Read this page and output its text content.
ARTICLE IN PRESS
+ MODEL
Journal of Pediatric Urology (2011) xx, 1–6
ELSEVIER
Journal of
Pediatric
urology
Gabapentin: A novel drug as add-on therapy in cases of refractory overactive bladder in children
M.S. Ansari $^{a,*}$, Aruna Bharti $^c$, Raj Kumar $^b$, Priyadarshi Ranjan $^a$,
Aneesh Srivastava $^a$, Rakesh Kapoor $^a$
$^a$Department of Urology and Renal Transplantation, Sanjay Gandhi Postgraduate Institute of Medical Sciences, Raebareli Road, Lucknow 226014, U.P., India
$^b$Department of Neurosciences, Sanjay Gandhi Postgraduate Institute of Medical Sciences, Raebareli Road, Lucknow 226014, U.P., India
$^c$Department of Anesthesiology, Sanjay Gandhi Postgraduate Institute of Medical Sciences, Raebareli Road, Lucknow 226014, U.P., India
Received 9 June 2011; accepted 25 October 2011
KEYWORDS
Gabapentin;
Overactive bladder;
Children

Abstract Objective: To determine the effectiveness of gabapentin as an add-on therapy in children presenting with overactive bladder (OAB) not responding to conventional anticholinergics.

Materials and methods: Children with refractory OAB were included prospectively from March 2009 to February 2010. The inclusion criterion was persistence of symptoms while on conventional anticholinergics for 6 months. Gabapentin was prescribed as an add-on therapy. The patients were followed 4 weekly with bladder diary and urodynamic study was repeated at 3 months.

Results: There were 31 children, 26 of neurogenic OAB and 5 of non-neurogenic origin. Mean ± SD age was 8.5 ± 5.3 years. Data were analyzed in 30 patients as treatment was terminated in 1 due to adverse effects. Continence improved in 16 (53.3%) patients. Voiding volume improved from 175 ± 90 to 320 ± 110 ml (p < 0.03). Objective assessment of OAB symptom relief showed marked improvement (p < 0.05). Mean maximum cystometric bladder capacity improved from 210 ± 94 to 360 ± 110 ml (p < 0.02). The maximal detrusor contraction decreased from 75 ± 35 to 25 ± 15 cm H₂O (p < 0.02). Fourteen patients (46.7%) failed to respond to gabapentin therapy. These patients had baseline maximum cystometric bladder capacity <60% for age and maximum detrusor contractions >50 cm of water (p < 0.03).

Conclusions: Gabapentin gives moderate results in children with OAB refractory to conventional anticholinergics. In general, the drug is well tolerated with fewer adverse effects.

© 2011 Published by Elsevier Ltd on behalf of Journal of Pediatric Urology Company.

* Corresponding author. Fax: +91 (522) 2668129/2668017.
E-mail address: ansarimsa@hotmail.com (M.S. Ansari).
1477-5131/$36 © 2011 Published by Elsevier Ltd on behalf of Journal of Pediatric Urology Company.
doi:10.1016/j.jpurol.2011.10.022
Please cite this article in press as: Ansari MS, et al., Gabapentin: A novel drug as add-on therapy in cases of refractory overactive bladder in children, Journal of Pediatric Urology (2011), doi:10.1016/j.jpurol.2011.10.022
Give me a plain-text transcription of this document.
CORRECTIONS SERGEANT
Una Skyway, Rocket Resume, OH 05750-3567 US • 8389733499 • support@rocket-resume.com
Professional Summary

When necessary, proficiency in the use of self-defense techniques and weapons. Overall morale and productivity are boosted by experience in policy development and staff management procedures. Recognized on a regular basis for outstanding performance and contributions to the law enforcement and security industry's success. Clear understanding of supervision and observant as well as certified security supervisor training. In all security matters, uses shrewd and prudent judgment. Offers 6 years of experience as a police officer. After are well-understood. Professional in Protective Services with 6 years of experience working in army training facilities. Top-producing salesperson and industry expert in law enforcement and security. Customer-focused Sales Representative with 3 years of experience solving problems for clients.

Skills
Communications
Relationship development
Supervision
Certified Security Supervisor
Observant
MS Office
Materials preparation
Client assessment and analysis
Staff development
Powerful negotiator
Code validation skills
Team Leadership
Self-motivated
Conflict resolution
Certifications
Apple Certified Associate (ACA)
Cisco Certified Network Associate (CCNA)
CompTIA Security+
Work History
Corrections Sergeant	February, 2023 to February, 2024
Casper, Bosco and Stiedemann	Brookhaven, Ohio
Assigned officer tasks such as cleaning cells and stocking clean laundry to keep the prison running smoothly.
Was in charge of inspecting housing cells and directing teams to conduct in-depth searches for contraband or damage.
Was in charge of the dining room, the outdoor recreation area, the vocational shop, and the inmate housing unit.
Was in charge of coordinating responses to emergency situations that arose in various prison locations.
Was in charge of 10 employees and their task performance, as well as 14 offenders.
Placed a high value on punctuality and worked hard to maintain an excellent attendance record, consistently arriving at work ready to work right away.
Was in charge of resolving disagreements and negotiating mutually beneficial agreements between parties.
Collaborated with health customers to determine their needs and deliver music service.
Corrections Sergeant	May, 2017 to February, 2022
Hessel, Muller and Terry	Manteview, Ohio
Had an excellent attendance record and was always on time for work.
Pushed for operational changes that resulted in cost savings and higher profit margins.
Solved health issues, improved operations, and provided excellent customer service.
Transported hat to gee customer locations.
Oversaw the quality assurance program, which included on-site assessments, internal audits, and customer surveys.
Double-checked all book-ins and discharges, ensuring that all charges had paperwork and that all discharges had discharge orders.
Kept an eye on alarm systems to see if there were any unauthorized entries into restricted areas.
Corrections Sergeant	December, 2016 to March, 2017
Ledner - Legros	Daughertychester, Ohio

···

## Required work
Look for the word "their" throughout the material above and copy every line that has it.

## Reply to the task
Was in charge of 10 employees and their task performance, as well as 14 offenders.
Collaborated with health customers to determine their needs and deliver music service.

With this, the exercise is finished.